Problem description — Filter the data for lines with the word "triangle", then copy every line so identified.

The input —

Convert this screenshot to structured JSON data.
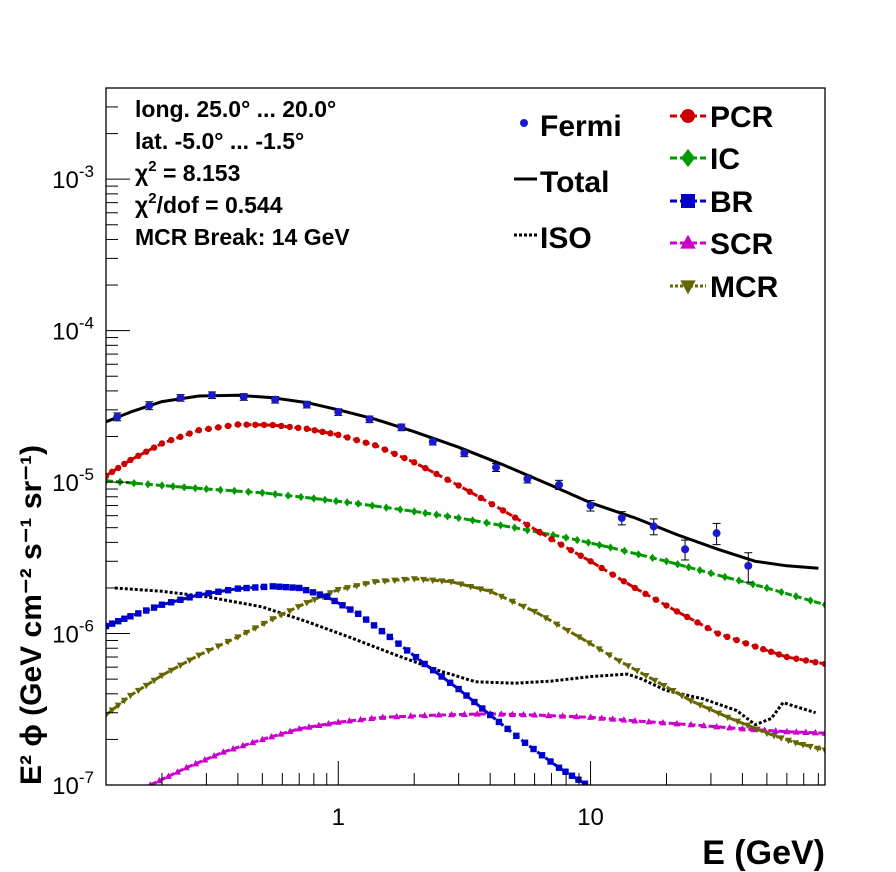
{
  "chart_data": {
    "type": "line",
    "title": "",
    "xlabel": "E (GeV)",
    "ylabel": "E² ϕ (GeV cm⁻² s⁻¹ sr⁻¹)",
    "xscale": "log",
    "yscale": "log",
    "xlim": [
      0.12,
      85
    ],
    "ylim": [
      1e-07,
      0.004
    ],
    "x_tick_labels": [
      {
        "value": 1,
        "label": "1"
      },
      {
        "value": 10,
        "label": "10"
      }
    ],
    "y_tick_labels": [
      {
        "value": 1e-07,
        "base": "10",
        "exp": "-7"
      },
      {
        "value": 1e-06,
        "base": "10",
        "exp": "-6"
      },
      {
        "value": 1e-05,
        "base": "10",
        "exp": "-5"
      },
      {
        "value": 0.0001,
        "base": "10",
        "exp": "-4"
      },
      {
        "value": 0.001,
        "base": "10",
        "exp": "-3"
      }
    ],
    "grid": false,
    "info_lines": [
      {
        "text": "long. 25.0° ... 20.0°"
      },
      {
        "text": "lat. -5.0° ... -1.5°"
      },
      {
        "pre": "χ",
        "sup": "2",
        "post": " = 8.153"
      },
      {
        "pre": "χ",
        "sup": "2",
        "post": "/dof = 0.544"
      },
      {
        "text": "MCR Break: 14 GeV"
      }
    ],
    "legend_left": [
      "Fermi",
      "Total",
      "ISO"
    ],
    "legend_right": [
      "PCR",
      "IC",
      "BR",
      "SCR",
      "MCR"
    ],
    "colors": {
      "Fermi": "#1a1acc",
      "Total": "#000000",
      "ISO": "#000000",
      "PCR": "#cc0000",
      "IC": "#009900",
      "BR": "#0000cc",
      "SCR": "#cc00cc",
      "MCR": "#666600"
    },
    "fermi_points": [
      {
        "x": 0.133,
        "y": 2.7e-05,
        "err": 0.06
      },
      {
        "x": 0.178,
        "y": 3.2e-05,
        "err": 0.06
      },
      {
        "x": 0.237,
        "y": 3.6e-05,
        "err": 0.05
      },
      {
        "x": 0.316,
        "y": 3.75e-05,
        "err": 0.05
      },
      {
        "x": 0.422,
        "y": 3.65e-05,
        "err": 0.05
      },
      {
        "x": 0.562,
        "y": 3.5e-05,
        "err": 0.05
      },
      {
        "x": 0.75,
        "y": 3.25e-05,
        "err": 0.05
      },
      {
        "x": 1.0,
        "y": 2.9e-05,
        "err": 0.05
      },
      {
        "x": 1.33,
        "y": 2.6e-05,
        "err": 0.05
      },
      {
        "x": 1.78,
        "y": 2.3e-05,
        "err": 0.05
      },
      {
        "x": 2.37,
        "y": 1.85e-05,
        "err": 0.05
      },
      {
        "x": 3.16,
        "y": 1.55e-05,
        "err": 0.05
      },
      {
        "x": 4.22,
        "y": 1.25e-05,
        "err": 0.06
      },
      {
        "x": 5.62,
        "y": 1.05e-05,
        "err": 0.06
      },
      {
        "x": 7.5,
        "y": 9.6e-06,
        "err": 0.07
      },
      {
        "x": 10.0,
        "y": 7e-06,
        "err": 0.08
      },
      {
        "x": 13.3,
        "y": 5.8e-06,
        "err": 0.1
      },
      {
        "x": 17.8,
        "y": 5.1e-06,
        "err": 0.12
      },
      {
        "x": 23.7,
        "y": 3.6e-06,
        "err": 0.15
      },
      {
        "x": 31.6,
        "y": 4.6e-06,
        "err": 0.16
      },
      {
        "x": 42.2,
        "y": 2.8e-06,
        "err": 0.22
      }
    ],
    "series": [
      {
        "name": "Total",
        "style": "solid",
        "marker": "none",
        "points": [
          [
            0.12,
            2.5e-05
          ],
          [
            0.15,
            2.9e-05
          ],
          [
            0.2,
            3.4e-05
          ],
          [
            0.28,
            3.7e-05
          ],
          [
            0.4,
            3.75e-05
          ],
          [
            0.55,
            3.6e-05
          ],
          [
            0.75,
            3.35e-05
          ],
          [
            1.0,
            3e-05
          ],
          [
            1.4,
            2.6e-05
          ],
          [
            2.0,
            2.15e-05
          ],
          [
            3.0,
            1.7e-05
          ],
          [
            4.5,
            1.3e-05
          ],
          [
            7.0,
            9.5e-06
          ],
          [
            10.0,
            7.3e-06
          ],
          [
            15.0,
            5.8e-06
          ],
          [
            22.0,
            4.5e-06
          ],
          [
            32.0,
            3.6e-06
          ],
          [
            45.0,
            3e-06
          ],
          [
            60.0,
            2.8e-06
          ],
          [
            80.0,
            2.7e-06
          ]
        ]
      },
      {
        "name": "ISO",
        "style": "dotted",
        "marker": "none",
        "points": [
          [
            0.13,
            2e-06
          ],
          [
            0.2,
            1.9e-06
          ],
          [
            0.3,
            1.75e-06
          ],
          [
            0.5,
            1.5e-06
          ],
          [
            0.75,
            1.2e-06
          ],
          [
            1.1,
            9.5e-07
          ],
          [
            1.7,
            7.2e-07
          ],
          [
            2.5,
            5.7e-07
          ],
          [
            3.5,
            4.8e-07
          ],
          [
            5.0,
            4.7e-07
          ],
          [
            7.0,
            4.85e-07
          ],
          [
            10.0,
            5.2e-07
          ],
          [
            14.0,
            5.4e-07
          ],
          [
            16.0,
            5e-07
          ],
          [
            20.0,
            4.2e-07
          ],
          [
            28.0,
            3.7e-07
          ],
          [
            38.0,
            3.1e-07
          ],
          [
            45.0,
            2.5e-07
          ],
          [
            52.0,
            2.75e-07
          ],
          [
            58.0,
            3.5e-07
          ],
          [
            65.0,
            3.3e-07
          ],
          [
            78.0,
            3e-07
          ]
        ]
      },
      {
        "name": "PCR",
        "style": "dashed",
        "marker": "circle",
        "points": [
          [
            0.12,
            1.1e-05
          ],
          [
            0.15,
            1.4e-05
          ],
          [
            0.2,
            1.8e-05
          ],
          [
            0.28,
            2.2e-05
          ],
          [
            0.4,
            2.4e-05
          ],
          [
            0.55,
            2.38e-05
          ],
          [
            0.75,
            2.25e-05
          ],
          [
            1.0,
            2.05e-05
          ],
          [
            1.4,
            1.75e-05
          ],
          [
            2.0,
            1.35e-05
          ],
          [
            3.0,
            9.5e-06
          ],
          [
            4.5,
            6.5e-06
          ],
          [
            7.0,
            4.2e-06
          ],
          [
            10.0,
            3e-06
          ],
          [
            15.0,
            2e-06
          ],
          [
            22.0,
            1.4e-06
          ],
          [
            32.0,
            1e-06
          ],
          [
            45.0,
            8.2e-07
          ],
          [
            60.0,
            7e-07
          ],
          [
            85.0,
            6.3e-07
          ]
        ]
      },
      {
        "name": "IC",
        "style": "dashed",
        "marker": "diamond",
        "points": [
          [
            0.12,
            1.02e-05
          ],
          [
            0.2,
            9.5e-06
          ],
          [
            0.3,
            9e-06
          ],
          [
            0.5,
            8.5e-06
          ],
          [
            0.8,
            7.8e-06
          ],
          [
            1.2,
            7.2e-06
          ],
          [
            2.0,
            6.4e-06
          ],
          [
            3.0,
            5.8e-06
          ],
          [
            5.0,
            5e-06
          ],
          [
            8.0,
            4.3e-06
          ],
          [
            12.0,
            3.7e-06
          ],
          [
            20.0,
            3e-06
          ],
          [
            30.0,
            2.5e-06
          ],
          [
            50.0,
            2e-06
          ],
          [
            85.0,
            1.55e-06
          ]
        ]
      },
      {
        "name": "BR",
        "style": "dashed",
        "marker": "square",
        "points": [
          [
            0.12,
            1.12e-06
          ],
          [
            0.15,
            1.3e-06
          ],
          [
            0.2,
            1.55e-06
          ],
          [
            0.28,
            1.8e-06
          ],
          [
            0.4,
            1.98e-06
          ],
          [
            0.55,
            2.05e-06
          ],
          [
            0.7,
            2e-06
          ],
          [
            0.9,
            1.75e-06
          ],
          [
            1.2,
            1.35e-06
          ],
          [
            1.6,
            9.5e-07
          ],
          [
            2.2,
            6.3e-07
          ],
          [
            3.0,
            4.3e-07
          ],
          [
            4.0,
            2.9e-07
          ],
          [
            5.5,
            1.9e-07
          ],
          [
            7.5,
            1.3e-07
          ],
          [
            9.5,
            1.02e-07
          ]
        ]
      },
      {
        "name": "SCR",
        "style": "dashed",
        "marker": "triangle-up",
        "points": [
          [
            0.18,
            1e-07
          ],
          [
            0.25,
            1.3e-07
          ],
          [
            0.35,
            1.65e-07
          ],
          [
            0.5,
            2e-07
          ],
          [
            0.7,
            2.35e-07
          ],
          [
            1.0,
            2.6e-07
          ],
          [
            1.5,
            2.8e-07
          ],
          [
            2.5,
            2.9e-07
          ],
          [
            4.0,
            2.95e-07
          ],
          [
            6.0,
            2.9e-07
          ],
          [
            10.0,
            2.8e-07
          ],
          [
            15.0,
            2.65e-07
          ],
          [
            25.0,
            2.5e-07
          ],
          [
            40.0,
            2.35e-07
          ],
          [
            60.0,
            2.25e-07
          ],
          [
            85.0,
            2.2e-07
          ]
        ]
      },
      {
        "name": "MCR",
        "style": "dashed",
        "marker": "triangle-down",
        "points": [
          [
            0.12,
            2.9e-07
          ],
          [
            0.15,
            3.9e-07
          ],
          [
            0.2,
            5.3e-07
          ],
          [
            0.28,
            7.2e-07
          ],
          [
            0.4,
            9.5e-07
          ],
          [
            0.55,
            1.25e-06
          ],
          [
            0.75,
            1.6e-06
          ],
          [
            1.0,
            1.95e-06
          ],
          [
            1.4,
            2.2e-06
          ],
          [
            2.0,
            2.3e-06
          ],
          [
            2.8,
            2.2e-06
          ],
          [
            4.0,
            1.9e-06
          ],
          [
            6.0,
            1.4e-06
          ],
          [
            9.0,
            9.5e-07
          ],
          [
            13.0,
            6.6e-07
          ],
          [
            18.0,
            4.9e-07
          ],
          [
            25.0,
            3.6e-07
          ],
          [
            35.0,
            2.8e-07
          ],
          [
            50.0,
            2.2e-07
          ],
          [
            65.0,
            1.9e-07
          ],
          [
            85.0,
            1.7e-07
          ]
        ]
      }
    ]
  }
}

--

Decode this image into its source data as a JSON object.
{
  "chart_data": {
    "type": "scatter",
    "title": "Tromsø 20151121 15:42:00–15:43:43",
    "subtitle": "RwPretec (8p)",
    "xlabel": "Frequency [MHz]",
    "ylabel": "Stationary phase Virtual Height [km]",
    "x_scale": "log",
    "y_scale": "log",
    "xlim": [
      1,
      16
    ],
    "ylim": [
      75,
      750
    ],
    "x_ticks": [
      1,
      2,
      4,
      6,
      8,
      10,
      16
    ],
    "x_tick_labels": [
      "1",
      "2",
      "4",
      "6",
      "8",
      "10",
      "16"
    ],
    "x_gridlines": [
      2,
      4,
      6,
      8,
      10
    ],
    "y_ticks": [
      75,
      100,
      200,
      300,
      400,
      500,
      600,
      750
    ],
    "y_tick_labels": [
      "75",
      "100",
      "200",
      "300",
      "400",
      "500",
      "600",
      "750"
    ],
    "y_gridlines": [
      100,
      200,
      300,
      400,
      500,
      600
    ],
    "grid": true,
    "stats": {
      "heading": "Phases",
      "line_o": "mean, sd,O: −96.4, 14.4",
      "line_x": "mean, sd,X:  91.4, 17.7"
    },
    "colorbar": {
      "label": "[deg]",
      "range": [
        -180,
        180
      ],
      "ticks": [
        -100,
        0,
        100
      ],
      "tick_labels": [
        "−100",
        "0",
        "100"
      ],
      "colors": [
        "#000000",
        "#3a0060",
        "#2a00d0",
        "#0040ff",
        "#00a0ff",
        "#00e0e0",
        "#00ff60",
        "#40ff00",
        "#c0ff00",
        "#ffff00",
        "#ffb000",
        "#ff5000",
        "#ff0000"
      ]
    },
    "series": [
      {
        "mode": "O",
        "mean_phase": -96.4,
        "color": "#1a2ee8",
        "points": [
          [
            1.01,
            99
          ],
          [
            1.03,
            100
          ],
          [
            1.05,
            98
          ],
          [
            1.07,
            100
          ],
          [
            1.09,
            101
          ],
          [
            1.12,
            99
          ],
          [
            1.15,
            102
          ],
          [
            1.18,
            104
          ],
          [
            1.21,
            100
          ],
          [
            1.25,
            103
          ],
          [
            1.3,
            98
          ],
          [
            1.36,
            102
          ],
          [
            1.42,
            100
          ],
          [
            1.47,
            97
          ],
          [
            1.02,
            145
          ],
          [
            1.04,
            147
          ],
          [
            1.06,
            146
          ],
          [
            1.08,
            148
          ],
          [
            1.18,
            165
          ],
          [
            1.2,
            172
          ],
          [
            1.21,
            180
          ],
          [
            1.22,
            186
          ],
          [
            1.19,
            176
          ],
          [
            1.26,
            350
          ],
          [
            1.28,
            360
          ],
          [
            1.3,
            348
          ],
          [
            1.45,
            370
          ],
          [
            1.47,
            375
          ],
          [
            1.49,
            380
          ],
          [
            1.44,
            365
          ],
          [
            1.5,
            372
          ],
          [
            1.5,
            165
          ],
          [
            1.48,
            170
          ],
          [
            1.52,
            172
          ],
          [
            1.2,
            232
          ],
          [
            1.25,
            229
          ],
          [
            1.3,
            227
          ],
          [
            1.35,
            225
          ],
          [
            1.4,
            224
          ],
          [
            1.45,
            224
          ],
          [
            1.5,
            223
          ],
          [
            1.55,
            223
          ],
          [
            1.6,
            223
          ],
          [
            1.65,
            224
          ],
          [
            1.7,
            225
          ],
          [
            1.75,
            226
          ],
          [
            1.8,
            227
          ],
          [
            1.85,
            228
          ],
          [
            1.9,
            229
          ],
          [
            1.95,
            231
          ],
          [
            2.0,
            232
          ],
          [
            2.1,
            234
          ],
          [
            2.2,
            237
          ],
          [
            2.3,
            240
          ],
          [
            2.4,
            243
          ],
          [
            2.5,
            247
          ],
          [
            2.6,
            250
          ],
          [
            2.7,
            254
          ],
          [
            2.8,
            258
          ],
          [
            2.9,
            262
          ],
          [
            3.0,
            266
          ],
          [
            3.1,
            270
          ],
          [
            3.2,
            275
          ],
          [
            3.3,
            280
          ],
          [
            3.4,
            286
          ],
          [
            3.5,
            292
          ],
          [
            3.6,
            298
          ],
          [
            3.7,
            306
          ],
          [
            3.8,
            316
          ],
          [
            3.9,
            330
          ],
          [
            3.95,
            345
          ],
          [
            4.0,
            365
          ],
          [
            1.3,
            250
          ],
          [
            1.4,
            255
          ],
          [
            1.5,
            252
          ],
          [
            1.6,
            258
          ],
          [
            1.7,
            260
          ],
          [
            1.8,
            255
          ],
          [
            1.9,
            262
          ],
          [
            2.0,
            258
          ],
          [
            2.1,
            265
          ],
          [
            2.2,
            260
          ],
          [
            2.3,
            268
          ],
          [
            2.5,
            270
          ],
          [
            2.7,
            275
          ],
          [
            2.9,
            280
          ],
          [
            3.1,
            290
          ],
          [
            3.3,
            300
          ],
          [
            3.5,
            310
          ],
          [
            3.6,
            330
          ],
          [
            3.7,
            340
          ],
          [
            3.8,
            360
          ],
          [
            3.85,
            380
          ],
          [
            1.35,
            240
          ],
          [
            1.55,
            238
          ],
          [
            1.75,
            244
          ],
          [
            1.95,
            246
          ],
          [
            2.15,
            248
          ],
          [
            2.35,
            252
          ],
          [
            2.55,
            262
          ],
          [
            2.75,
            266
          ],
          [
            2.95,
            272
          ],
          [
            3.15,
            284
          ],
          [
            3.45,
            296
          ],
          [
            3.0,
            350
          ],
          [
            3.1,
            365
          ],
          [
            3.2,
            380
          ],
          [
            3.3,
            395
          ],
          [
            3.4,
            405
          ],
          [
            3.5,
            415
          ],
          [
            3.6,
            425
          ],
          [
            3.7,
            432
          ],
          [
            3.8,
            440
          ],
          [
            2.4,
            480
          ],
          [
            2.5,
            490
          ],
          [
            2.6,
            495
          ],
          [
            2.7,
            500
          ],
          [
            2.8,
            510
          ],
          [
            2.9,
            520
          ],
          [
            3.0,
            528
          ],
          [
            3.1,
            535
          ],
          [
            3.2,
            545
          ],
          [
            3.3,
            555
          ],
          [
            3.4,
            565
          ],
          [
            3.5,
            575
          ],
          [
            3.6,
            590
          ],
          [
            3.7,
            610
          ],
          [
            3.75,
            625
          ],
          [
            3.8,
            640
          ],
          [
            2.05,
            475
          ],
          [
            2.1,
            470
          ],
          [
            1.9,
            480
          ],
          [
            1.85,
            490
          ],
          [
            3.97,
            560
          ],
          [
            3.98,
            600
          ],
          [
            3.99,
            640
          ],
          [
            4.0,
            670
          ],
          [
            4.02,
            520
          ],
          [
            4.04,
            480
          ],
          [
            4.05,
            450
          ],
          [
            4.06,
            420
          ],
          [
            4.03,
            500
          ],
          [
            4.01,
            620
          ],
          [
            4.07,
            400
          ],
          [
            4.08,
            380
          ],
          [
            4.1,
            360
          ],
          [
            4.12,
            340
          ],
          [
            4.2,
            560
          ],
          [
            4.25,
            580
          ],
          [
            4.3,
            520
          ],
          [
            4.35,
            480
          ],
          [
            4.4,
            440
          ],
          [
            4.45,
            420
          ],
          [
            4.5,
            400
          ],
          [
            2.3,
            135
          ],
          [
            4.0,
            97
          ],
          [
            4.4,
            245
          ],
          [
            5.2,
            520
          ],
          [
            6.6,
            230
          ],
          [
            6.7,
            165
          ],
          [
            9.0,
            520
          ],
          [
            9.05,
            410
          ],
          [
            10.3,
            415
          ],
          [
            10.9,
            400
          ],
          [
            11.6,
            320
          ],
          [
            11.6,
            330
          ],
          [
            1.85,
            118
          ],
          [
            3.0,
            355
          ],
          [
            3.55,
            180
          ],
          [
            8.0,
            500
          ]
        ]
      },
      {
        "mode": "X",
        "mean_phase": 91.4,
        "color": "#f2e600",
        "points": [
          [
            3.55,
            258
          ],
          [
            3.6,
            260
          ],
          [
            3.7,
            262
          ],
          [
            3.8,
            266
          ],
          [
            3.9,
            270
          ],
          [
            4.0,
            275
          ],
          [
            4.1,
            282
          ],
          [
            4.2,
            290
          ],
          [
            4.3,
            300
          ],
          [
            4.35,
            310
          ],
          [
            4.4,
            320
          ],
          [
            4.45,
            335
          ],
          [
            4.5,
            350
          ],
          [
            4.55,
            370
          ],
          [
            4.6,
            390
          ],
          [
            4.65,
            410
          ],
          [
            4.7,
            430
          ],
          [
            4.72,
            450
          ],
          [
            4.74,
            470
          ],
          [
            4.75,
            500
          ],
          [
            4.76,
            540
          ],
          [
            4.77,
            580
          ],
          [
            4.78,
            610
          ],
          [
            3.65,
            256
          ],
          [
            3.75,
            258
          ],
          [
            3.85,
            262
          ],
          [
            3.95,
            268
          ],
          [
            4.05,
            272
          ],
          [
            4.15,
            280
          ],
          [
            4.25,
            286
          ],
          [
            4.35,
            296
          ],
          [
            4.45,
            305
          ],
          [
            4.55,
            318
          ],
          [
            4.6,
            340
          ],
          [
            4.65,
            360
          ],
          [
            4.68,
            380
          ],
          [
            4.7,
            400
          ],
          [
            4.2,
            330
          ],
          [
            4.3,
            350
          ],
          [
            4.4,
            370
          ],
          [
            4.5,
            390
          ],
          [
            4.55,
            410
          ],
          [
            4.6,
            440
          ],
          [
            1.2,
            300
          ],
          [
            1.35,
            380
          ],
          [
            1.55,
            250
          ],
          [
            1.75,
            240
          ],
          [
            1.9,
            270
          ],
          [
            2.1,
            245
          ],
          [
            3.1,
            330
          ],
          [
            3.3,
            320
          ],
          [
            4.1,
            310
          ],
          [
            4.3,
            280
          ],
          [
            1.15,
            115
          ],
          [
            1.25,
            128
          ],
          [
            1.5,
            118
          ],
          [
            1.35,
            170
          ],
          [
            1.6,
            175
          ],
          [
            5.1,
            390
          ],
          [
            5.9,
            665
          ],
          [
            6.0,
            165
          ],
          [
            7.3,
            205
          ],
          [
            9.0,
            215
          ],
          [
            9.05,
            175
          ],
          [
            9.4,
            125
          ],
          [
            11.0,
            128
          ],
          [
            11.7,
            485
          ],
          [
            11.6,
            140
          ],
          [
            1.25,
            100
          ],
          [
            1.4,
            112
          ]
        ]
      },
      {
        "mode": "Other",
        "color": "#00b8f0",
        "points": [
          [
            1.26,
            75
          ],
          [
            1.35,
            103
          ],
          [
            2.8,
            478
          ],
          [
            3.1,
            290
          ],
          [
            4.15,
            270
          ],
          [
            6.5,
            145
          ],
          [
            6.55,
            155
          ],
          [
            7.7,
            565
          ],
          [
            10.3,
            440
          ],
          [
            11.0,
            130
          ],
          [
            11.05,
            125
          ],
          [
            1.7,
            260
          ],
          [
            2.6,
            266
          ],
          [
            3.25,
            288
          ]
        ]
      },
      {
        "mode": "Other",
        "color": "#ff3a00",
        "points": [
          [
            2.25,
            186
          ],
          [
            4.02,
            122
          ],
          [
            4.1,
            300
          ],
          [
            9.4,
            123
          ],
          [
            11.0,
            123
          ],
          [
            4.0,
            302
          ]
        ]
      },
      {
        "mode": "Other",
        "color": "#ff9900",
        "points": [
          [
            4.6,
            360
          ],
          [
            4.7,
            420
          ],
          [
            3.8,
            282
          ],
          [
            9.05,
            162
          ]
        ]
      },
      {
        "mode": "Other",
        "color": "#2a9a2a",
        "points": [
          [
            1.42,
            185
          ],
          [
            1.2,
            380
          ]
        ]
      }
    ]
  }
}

Result for this exercise —
        "marker": "triangle-up",
        "marker": "triangle-down",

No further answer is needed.